▸ What to produce: Render every entry verbatim.

## BEGIN Task data

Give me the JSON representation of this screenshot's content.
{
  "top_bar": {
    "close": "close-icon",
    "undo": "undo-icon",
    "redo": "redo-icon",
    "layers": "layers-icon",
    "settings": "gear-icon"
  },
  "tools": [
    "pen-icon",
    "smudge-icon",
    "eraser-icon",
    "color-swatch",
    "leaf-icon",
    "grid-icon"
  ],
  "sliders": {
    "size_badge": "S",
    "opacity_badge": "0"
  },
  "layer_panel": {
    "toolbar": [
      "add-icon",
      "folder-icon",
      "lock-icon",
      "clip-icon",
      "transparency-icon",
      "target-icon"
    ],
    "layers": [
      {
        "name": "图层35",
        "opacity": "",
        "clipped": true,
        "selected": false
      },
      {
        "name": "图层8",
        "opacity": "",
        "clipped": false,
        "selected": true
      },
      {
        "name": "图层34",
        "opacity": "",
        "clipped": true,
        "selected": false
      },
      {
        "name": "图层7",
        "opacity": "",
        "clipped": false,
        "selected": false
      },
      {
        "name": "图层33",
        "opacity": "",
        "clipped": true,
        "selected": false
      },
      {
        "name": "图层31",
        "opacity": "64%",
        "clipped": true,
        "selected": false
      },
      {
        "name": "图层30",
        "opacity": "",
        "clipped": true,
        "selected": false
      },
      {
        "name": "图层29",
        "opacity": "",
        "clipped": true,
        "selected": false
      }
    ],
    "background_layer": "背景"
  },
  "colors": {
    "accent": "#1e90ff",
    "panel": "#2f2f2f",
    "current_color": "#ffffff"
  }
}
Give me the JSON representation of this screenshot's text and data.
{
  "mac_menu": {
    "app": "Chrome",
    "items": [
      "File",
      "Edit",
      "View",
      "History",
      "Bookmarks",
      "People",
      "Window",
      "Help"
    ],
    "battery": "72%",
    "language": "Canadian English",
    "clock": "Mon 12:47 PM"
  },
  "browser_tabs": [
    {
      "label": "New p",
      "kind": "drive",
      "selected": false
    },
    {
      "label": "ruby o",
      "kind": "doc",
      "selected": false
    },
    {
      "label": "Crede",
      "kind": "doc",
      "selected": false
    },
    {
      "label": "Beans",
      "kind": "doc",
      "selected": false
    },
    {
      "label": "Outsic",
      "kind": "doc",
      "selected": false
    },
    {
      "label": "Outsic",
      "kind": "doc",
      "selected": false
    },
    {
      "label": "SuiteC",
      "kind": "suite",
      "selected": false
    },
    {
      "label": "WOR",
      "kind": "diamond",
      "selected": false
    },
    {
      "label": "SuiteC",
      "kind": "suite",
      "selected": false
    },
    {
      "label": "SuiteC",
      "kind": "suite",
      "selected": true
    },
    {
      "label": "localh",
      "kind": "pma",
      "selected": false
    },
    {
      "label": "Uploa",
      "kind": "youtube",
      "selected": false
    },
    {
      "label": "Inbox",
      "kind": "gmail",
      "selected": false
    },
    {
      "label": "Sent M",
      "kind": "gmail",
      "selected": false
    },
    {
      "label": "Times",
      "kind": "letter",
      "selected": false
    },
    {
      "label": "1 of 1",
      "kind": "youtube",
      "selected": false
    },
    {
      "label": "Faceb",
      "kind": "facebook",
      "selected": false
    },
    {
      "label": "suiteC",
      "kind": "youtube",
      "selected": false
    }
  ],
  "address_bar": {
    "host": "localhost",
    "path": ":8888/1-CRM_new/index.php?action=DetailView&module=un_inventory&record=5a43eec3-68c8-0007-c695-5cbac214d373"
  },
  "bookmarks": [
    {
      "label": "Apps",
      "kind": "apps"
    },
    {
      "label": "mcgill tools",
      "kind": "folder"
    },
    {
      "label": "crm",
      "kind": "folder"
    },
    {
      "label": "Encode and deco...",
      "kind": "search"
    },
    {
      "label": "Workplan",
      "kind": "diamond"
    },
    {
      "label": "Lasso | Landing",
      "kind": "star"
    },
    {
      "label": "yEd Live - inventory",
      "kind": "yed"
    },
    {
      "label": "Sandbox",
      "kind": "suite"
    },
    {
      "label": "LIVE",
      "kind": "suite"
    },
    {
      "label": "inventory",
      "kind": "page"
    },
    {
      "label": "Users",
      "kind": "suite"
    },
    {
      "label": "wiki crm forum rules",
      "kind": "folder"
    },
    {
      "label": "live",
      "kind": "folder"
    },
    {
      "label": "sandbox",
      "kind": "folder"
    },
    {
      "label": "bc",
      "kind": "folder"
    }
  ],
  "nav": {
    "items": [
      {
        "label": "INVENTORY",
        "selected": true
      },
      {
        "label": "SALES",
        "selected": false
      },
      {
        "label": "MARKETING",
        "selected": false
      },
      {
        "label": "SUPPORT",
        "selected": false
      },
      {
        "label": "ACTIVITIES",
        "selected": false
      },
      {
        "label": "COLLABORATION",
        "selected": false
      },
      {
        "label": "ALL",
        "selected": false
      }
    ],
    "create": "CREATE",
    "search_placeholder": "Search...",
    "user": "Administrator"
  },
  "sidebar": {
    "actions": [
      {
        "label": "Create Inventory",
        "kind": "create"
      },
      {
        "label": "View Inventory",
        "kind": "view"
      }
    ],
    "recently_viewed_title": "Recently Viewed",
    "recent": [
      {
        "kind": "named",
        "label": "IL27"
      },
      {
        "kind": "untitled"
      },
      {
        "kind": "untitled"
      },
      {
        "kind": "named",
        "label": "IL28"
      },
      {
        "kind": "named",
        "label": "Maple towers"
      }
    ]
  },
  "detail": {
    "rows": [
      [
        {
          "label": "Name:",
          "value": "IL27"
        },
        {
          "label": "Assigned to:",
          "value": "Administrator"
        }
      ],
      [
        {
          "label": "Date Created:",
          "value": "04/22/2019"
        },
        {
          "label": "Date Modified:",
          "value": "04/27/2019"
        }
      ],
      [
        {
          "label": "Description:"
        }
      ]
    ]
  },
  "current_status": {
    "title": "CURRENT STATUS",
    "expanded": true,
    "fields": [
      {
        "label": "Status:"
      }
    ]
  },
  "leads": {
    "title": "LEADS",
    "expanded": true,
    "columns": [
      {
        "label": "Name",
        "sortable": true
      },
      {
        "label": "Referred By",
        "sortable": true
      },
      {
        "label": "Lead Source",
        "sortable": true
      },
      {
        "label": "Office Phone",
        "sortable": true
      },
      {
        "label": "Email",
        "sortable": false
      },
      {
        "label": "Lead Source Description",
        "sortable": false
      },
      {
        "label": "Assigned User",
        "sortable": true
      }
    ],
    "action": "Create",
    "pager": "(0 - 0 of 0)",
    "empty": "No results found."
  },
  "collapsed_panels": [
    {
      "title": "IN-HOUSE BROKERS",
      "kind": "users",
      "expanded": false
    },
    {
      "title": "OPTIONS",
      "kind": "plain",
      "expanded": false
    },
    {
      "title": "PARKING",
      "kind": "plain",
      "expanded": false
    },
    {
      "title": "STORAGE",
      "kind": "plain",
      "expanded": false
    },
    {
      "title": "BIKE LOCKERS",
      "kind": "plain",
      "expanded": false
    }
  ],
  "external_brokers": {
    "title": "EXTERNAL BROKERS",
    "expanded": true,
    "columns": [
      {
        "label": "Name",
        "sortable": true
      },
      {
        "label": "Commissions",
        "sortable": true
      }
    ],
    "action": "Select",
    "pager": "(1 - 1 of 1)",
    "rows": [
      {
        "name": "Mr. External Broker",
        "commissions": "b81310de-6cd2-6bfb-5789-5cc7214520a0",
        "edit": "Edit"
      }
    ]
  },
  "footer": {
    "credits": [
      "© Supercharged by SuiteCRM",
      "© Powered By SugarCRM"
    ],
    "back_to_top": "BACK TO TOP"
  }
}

## END Task data

▸ Exercise solution:
Give me the JSON representation of this screenshot's content.
{
  "top_bar": {
    "close": "close-icon",
    "undo": "undo-icon",
    "redo": "redo-icon",
    "layers": "layers-icon",
    "settings": "gear-icon"
  },
  "tools": [
    "pen-icon",
    "smudge-icon",
    "eraser-icon",
    "color-swatch",
    "leaf-icon",
    "grid-icon"
  ],
  "sliders": {
    "size_badge": "S",
    "opacity_badge": "0"
  },
  "layer_panel": {
    "toolbar": [
      "add-icon",
      "folder-icon",
      "lock-icon",
      "clip-icon",
      "transparency-icon",
      "target-icon"
    ],
    "layers": [
      {
        "name": "图层35",
        "opacity": "",
        "clipped": true,
        "selected": false
      },
      {
        "name": "图层8",
        "opacity": "",
        "clipped": false,
        "selected": true
      },
      {
        "name": "图层34",
        "opacity": "",
        "clipped": true,
        "selected": false
      },
      {
        "name": "图层7",
        "opacity": "",
        "clipped": false,
        "selected": false
      },
      {
        "name": "图层33",
        "opacity": "",
        "clipped": true,
        "selected": false
      },
      {
        "name": "图层31",
        "opacity": "64%",
        "clipped": true,
        "selected": false
      },
      {
        "name": "图层30",
        "opacity": "",
        "clipped": true,
        "selected": false
      },
      {
        "name": "图层29",
        "opacity": "",
        "clipped": true,
        "selected": false
      }
    ],
    "background_layer": "背景"
  },
  "colors": {
    "accent": "#1e90ff",
    "panel": "#2f2f2f",
    "current_color": "#ffffff"
  }
}
Give me the JSON representation of this screenshot's text and data.
{
  "mac_menu": {
    "app": "Chrome",
    "items": [
      "File",
      "Edit",
      "View",
      "History",
      "Bookmarks",
      "People",
      "Window",
      "Help"
    ],
    "battery": "72%",
    "language": "Canadian English",
    "clock": "Mon 12:47 PM"
  },
  "browser_tabs": [
    {
      "label": "New p",
      "kind": "drive",
      "selected": false
    },
    {
      "label": "ruby o",
      "kind": "doc",
      "selected": false
    },
    {
      "label": "Crede",
      "kind": "doc",
      "selected": false
    },
    {
      "label": "Beans",
      "kind": "doc",
      "selected": false
    },
    {
      "label": "Outsic",
      "kind": "doc",
      "selected": false
    },
    {
      "label": "Outsic",
      "kind": "doc",
      "selected": false
    },
    {
      "label": "SuiteC",
      "kind": "suite",
      "selected": false
    },
    {
      "label": "WOR",
      "kind": "diamond",
      "selected": false
    },
    {
      "label": "SuiteC",
      "kind": "suite",
      "selected": false
    },
    {
      "label": "SuiteC",
      "kind": "suite",
      "selected": true
    },
    {
      "label": "localh",
      "kind": "pma",
      "selected": false
    },
    {
      "label": "Uploa",
      "kind": "youtube",
      "selected": false
    },
    {
      "label": "Inbox",
      "kind": "gmail",
      "selected": false
    },
    {
      "label": "Sent M",
      "kind": "gmail",
      "selected": false
    },
    {
      "label": "Times",
      "kind": "letter",
      "selected": false
    },
    {
      "label": "1 of 1",
      "kind": "youtube",
      "selected": false
    },
    {
      "label": "Faceb",
      "kind": "facebook",
      "selected": false
    },
    {
      "label": "suiteC",
      "kind": "youtube",
      "selected": false
    }
  ],
  "address_bar": {
    "host": "localhost",
    "path": ":8888/1-CRM_new/index.php?action=DetailView&module=un_inventory&record=5a43eec3-68c8-0007-c695-5cbac214d373"
  },
  "bookmarks": [
    {
      "label": "Apps",
      "kind": "apps"
    },
    {
      "label": "mcgill tools",
      "kind": "folder"
    },
    {
      "label": "crm",
      "kind": "folder"
    },
    {
      "label": "Encode and deco...",
      "kind": "search"
    },
    {
      "label": "Workplan",
      "kind": "diamond"
    },
    {
      "label": "Lasso | Landing",
      "kind": "star"
    },
    {
      "label": "yEd Live - inventory",
      "kind": "yed"
    },
    {
      "label": "Sandbox",
      "kind": "suite"
    },
    {
      "label": "LIVE",
      "kind": "suite"
    },
    {
      "label": "inventory",
      "kind": "page"
    },
    {
      "label": "Users",
      "kind": "suite"
    },
    {
      "label": "wiki crm forum rules",
      "kind": "folder"
    },
    {
      "label": "live",
      "kind": "folder"
    },
    {
      "label": "sandbox",
      "kind": "folder"
    },
    {
      "label": "bc",
      "kind": "folder"
    }
  ],
  "nav": {
    "items": [
      {
        "label": "INVENTORY",
        "selected": true
      },
      {
        "label": "SALES",
        "selected": false
      },
      {
        "label": "MARKETING",
        "selected": false
      },
      {
        "label": "SUPPORT",
        "selected": false
      },
      {
        "label": "ACTIVITIES",
        "selected": false
      },
      {
        "label": "COLLABORATION",
        "selected": false
      },
      {
        "label": "ALL",
        "selected": false
      }
    ],
    "create": "CREATE",
    "search_placeholder": "Search...",
    "user": "Administrator"
  },
  "sidebar": {
    "actions": [
      {
        "label": "Create Inventory",
        "kind": "create"
      },
      {
        "label": "View Inventory",
        "kind": "view"
      }
    ],
    "recently_viewed_title": "Recently Viewed",
    "recent": [
      {
        "kind": "named",
        "label": "IL27"
      },
      {
        "kind": "untitled"
      },
      {
        "kind": "untitled"
      },
      {
        "kind": "named",
        "label": "IL28"
      },
      {
        "kind": "named",
        "label": "Maple towers"
      }
    ]
  },
  "detail": {
    "rows": [
      [
        {
          "label": "Name:",
          "value": "IL27"
        },
        {
          "label": "Assigned to:",
          "value": "Administrator"
        }
      ],
      [
        {
          "label": "Date Created:",
          "value": "04/22/2019"
        },
        {
          "label": "Date Modified:",
          "value": "04/27/2019"
        }
      ],
      [
        {
          "label": "Description:"
        }
      ]
    ]
  },
  "current_status": {
    "title": "CURRENT STATUS",
    "expanded": true,
    "fields": [
      {
        "label": "Status:"
      }
    ]
  },
  "leads": {
    "title": "LEADS",
    "expanded": true,
    "columns": [
      {
        "label": "Name",
        "sortable": true
      },
      {
        "label": "Referred By",
        "sortable": true
      },
      {
        "label": "Lead Source",
        "sortable": true
      },
      {
        "label": "Office Phone",
        "sortable": true
      },
      {
        "label": "Email",
        "sortable": false
      },
      {
        "label": "Lead Source Description",
        "sortable": false
      },
      {
        "label": "Assigned User",
        "sortable": true
      }
    ],
    "action": "Create",
    "pager": "(0 - 0 of 0)",
    "empty": "No results found."
  },
  "collapsed_panels": [
    {
      "title": "IN-HOUSE BROKERS",
      "kind": "users",
      "expanded": false
    },
    {
      "title": "OPTIONS",
      "kind": "plain",
      "expanded": false
    },
    {
      "title": "PARKING",
      "kind": "plain",
      "expanded": false
    },
    {
      "title": "STORAGE",
      "kind": "plain",
      "expanded": false
    },
    {
      "title": "BIKE LOCKERS",
      "kind": "plain",
      "expanded": false
    }
  ],
  "external_brokers": {
    "title": "EXTERNAL BROKERS",
    "expanded": true,
    "columns": [
      {
        "label": "Name",
        "sortable": true
      },
      {
        "label": "Commissions",
        "sortable": true
      }
    ],
    "action": "Select",
    "pager": "(1 - 1 of 1)",
    "rows": [
      {
        "name": "Mr. External Broker",
        "commissions": "b81310de-6cd2-6bfb-5789-5cc7214520a0",
        "edit": "Edit"
      }
    ]
  },
  "footer": {
    "credits": [
      "© Supercharged by SuiteCRM",
      "© Powered By SugarCRM"
    ],
    "back_to_top": "BACK TO TOP"
  }
}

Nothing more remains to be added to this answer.